Task to carry out: Can you find the lines of the listing that include "visibilité" and copy every one?

(Records from a data source)
◆ ◆ ◆ ◆

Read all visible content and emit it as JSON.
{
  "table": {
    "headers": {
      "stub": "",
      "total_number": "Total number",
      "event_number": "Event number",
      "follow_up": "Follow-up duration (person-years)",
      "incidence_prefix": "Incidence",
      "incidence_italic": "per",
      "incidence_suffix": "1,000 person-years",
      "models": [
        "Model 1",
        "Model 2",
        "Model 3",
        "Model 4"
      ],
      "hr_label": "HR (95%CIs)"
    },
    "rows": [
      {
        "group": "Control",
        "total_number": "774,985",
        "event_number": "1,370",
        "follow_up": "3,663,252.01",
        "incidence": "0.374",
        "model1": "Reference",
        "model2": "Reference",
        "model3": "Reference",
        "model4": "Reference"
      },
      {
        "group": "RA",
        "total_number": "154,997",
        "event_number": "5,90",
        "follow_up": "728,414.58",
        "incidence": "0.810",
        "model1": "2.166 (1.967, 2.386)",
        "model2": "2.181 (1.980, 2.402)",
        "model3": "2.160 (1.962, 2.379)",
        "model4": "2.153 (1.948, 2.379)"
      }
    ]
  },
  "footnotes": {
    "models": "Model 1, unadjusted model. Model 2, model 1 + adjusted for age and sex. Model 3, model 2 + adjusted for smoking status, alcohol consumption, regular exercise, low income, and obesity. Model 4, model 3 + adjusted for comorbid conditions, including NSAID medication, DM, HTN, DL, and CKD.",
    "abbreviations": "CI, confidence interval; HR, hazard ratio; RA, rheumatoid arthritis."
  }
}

◆ ◆ ◆ ◆

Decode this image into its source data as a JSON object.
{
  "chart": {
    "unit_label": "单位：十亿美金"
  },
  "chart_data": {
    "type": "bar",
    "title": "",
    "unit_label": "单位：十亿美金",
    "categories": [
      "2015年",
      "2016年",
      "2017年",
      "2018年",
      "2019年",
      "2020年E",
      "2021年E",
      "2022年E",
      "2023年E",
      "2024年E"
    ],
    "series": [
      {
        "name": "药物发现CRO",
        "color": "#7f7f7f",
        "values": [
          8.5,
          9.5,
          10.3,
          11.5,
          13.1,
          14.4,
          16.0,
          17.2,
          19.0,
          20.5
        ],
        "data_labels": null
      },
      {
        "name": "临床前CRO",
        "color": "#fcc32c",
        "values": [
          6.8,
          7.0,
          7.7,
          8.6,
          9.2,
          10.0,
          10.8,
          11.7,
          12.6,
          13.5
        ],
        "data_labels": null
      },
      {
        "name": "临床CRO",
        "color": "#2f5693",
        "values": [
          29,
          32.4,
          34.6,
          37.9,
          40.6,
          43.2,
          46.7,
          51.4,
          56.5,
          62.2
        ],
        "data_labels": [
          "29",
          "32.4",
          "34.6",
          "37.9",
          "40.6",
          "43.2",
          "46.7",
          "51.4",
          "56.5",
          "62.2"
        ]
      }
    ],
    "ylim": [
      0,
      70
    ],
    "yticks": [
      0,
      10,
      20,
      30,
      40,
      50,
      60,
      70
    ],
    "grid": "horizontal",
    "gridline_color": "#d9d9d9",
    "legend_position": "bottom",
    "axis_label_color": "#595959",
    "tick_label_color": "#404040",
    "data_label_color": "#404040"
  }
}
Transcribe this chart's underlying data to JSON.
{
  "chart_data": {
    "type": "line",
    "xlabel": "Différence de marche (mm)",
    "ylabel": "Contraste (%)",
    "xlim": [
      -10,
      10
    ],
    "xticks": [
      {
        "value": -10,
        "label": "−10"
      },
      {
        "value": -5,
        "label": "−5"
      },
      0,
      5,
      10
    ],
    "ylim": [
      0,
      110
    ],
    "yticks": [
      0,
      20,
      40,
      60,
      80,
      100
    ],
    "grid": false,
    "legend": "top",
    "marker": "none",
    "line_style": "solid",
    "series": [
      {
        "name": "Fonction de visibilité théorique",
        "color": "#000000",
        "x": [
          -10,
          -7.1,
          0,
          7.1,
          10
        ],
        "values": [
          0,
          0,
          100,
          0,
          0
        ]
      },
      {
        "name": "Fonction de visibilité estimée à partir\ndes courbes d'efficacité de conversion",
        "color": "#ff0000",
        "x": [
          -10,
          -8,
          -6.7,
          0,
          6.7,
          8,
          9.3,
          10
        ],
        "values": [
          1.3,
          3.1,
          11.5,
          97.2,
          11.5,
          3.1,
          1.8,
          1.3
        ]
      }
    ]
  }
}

◆ ◆ ◆ ◆

Written response:
        "name": "Fonction de visibilité théorique",
        "name": "Fonction de visibilité estimée à partir\ndes courbes d'efficacité de conversion",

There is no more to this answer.